>> start

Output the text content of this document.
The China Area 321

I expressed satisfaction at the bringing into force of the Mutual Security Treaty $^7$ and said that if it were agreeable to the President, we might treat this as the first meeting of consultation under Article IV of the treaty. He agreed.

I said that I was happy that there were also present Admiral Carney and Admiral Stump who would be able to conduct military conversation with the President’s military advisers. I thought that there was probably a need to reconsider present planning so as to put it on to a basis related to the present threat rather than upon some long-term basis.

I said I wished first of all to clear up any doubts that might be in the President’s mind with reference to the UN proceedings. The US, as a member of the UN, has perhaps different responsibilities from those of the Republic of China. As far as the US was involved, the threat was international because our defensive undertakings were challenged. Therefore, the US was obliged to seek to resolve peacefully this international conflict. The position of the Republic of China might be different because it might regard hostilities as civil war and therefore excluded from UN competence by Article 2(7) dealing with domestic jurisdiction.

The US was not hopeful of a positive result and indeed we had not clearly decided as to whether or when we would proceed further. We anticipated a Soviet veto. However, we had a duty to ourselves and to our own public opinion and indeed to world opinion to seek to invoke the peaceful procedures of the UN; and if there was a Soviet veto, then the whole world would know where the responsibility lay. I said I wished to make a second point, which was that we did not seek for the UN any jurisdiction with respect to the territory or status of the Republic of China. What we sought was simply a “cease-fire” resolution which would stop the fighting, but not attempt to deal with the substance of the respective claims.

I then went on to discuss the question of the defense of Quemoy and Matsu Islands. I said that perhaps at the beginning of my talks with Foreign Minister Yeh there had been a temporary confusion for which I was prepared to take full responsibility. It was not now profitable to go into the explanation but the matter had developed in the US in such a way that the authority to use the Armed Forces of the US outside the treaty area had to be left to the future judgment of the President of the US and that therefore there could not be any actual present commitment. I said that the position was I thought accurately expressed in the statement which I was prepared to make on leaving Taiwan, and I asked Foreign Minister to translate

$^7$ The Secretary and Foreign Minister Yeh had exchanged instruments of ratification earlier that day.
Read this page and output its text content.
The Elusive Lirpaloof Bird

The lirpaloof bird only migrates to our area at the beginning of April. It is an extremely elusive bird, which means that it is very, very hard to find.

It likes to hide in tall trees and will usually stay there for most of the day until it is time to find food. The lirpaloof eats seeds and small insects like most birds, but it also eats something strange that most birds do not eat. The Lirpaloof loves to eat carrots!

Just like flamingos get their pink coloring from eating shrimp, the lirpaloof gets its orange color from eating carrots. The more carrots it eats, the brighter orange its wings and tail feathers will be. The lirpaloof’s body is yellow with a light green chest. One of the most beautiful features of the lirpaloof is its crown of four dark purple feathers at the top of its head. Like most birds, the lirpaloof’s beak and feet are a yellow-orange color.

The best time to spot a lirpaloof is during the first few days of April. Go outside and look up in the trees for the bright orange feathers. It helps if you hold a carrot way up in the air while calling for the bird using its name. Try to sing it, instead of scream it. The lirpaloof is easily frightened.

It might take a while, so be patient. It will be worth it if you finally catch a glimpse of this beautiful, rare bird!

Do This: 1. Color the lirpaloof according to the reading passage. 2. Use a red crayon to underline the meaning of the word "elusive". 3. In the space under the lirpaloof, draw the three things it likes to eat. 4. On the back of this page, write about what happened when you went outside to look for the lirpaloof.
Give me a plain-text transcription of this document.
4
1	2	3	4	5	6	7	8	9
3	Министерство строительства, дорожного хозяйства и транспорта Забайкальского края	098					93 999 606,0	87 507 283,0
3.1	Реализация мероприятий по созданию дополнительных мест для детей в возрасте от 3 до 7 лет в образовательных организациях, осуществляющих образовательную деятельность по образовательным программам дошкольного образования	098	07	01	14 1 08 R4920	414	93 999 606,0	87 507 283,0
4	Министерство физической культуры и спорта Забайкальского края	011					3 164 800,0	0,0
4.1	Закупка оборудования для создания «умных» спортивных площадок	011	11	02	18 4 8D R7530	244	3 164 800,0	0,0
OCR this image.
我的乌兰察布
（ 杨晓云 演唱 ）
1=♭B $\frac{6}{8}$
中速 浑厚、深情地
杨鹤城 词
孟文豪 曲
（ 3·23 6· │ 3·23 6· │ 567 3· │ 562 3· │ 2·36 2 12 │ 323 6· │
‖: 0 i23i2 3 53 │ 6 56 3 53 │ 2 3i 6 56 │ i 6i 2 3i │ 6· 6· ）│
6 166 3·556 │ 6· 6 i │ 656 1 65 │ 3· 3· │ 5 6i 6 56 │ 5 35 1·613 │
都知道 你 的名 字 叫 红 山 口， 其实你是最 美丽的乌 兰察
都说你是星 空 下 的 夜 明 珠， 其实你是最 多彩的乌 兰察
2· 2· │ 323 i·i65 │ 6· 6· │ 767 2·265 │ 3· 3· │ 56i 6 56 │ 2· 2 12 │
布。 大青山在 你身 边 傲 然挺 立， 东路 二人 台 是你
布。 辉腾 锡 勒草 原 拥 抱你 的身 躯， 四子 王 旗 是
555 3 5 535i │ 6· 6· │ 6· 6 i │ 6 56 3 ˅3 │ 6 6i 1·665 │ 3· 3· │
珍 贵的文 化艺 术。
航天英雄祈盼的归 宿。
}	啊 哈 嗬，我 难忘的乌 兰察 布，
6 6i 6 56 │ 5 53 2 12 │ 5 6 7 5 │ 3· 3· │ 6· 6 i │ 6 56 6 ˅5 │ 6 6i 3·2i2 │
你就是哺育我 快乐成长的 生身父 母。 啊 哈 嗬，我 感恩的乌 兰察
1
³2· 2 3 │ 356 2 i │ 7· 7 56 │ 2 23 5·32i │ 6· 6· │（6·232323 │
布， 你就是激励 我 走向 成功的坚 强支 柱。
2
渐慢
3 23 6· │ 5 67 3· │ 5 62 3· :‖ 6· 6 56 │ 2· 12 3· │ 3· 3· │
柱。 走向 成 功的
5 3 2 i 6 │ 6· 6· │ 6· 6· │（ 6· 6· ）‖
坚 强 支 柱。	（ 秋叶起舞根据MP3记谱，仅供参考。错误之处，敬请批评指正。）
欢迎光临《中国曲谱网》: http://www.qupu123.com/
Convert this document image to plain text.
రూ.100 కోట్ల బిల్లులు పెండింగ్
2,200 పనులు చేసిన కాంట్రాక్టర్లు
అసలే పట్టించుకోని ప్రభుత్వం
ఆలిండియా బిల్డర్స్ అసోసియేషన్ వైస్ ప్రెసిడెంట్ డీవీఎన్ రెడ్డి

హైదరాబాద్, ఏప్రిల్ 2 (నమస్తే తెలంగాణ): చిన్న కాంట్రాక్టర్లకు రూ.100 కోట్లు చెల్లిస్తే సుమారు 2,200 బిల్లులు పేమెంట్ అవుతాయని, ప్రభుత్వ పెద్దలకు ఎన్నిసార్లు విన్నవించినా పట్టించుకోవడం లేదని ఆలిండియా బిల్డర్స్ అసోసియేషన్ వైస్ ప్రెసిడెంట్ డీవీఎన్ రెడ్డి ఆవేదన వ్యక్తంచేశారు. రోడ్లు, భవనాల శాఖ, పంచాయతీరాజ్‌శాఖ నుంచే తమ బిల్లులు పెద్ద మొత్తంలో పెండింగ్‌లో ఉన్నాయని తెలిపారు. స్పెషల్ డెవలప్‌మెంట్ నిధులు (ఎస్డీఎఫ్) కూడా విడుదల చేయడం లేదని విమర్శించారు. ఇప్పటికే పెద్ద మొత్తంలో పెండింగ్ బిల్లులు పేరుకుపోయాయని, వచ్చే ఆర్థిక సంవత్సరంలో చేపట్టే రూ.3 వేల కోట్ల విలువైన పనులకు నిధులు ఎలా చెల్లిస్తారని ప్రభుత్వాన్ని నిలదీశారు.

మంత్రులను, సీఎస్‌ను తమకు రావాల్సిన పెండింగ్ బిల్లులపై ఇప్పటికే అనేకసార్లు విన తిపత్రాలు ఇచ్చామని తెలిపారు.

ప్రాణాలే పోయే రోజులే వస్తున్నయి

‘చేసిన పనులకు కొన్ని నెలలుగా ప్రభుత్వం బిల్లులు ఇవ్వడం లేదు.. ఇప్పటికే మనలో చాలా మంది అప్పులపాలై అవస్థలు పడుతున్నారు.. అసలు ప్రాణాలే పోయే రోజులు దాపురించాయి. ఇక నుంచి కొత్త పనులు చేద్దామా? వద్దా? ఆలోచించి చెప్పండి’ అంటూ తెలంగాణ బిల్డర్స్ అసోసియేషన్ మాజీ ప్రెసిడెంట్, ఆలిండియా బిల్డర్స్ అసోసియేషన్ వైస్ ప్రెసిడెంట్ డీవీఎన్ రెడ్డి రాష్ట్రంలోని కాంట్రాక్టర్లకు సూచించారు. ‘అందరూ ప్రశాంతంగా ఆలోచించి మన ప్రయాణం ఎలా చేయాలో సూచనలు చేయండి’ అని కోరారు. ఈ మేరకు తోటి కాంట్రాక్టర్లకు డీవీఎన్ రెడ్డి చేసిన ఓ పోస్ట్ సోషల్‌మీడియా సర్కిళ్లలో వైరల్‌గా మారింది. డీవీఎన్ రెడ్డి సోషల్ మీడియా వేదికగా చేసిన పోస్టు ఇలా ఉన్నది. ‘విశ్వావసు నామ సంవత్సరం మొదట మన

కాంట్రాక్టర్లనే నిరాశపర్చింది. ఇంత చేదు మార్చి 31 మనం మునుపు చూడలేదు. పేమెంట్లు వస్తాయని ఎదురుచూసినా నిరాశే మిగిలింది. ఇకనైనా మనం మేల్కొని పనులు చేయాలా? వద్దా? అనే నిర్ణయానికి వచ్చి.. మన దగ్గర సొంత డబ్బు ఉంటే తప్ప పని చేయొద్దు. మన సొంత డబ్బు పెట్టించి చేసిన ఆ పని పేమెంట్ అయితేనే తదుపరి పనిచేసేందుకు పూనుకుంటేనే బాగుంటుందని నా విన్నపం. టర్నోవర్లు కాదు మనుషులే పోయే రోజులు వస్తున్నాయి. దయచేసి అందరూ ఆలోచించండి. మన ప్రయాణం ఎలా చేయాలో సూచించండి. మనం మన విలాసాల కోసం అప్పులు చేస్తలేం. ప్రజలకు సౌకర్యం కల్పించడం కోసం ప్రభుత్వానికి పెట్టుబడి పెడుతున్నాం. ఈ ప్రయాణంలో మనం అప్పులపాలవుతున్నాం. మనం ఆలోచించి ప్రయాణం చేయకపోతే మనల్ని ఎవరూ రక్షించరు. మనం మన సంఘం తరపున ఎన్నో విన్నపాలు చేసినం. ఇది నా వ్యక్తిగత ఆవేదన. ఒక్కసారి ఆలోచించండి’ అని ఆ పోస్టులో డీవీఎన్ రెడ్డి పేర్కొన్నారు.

>> end

• [What is asked]:
Look above for every line with the word "края" and copy it.

• [Answer to this exercise]:
3	Министерство строительства, дорожного хозяйства и транспорта Забайкальского края	098					93 999 606,0	87 507 283,0
4	Министерство физической культуры и спорта Забайкальского края	011					3 164 800,0	0,0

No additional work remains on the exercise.